• YOUR INSTRUCTIONS: Go through the records below line by line, counting those that contain the word "obtient"; answer with the count only.

Collected data

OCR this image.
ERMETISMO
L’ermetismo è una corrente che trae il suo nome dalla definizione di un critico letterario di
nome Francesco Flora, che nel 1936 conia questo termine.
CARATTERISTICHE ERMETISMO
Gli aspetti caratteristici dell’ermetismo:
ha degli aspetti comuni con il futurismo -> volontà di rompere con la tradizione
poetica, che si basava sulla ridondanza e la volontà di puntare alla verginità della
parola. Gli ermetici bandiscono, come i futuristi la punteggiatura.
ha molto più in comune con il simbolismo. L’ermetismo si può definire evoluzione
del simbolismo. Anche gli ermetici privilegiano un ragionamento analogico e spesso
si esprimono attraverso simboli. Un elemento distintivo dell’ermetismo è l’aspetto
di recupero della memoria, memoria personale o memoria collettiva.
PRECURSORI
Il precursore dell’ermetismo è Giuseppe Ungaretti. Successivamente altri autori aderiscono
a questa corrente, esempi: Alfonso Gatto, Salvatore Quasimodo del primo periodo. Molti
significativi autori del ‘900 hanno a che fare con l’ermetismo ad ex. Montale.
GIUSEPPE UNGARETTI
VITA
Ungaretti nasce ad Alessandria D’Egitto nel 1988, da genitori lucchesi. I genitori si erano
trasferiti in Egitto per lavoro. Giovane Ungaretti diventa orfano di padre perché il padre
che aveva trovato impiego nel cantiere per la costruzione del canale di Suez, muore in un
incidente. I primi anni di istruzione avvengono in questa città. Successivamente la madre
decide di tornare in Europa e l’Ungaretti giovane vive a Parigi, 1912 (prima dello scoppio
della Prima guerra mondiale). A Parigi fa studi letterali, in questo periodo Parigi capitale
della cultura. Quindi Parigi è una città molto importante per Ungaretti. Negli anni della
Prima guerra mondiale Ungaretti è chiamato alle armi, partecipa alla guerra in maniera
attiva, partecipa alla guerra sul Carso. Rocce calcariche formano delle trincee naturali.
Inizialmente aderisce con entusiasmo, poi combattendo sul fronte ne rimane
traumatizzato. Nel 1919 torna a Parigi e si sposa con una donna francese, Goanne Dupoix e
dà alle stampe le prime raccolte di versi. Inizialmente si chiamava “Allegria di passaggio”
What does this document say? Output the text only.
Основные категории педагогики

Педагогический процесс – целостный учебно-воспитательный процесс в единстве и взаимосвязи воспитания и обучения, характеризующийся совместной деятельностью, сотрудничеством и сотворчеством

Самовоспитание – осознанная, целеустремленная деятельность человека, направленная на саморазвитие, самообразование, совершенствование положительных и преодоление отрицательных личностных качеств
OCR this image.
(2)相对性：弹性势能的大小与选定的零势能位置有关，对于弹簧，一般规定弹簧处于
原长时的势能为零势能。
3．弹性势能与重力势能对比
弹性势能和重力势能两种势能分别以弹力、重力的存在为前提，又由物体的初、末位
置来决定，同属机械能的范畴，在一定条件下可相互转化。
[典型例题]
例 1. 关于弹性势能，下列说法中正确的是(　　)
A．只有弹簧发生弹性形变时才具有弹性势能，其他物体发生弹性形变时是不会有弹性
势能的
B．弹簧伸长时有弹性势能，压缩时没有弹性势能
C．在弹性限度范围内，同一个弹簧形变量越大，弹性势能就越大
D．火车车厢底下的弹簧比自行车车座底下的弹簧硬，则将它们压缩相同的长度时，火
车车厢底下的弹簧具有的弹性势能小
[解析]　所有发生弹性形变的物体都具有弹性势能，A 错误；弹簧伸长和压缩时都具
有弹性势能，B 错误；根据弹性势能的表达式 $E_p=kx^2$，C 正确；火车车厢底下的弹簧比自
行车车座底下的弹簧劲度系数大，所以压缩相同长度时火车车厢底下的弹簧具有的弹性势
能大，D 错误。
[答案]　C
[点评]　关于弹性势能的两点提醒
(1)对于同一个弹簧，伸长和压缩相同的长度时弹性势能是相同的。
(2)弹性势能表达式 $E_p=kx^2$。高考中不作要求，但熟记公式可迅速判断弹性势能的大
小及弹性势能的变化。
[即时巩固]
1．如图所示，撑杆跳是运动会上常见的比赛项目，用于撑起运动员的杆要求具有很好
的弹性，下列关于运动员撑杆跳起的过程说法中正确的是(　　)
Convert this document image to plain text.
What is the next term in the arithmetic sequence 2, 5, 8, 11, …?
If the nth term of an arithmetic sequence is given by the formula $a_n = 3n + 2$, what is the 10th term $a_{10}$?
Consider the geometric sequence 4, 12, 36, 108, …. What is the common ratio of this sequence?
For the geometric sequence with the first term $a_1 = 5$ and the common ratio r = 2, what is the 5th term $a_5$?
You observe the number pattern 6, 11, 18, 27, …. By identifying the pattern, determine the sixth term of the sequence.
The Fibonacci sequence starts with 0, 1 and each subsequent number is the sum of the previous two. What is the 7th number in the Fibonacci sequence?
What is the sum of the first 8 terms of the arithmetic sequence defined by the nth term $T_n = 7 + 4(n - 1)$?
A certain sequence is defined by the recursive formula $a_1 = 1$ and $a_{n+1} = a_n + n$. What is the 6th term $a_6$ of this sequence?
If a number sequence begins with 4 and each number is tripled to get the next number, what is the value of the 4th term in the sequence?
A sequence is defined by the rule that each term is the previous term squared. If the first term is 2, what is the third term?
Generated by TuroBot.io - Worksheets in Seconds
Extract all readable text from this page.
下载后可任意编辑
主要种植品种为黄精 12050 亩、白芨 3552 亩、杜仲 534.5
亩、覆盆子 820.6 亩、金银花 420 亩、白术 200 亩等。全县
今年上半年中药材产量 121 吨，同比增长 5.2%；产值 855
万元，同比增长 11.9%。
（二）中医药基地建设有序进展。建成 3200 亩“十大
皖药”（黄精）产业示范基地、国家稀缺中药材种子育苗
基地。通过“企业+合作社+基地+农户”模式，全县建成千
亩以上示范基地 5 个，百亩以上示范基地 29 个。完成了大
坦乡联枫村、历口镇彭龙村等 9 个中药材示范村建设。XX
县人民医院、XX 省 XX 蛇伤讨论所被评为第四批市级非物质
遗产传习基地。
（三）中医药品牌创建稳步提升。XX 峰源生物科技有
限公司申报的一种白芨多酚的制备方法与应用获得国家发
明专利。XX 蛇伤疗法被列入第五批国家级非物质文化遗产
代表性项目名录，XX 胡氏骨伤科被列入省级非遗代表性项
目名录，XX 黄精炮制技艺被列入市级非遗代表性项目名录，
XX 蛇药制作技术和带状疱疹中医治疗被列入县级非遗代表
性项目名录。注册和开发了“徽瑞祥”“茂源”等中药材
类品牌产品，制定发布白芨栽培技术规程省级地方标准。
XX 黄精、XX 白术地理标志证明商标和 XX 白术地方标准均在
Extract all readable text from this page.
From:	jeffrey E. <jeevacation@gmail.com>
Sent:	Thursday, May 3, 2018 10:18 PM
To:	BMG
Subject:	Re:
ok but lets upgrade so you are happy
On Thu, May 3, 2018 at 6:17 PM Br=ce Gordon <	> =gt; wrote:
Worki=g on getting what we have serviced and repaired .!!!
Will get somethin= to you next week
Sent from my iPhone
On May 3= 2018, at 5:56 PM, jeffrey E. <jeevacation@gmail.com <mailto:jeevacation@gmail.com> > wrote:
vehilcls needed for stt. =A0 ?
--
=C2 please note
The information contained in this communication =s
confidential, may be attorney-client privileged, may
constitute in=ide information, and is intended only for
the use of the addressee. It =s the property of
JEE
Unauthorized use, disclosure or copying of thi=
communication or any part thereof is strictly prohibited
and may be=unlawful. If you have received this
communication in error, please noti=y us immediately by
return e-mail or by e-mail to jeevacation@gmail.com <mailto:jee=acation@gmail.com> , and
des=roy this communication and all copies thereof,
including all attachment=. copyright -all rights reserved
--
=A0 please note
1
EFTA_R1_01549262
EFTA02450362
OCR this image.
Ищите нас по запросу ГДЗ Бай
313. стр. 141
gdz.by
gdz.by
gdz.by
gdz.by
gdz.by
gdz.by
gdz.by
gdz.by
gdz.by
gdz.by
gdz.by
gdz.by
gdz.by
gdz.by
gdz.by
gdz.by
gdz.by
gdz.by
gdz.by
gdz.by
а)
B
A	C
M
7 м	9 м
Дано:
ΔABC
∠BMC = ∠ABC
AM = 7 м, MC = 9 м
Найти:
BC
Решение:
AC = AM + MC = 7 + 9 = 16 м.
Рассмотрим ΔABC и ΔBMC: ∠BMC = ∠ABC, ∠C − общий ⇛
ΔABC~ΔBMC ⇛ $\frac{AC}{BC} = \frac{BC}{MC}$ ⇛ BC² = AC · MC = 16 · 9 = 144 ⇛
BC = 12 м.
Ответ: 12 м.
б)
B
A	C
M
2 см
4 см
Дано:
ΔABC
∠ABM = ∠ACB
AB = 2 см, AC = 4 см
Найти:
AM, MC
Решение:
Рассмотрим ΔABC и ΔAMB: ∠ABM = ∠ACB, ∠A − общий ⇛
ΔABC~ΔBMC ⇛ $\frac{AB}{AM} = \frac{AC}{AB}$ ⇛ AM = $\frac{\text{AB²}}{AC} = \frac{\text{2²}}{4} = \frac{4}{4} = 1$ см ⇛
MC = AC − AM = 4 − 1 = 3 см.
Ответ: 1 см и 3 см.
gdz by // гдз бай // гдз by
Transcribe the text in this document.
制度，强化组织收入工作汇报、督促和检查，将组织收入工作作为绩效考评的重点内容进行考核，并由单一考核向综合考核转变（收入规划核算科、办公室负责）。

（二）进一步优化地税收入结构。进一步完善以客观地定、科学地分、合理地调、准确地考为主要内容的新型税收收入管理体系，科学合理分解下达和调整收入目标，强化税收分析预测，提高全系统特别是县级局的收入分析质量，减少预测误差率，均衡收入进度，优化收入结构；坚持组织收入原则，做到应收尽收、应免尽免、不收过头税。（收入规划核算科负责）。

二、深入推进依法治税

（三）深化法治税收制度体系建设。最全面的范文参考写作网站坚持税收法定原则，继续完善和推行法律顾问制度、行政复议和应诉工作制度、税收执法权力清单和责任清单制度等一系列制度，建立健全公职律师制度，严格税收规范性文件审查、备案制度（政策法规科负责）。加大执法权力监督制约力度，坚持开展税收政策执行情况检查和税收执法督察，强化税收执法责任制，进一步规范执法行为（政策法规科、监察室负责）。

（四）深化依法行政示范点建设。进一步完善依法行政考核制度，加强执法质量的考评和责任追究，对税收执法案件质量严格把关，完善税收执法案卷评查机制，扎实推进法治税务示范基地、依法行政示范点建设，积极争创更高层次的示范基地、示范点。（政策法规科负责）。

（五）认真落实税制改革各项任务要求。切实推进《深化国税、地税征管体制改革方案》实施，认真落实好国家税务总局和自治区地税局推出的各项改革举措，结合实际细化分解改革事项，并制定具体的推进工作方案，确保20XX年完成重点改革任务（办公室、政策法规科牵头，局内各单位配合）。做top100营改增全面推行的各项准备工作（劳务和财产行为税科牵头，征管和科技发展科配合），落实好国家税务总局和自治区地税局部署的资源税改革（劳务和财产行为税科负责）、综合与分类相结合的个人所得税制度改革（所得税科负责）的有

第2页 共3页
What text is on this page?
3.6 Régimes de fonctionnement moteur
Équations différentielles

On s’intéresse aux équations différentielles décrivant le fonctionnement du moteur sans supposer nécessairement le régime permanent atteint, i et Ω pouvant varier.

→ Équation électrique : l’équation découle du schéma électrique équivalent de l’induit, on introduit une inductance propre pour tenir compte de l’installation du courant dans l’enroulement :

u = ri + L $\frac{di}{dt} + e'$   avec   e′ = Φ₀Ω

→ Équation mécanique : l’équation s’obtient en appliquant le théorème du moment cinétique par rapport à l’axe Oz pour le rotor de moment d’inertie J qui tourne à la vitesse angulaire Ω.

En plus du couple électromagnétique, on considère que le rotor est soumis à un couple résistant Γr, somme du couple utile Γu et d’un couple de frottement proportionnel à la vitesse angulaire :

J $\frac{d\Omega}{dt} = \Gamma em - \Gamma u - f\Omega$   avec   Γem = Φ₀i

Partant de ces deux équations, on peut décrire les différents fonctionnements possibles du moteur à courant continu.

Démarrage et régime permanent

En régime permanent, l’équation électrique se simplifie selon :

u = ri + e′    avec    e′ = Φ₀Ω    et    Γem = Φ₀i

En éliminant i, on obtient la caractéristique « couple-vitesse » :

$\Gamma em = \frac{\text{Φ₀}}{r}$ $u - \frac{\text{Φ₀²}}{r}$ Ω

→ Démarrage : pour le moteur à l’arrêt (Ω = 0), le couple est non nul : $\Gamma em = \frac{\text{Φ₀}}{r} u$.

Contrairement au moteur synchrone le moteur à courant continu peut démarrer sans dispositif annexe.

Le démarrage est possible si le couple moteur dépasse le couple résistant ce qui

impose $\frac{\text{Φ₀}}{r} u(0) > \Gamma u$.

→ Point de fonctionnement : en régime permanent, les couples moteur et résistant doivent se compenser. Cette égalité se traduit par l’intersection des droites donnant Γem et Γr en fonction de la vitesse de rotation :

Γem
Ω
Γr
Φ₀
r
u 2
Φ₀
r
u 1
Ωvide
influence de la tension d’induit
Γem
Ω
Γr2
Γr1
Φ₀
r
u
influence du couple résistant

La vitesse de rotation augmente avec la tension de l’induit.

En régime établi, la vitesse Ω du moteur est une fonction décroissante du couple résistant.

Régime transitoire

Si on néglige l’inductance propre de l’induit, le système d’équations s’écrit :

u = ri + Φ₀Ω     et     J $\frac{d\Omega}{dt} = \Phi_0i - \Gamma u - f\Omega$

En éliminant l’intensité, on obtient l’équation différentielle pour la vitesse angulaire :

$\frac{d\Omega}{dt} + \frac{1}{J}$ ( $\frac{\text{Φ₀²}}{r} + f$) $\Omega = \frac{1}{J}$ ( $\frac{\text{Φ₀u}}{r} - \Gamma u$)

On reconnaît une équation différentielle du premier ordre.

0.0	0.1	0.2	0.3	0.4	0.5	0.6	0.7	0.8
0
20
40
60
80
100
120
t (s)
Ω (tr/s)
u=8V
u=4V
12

• SOLUTION FOR THIS EXERCISE: 3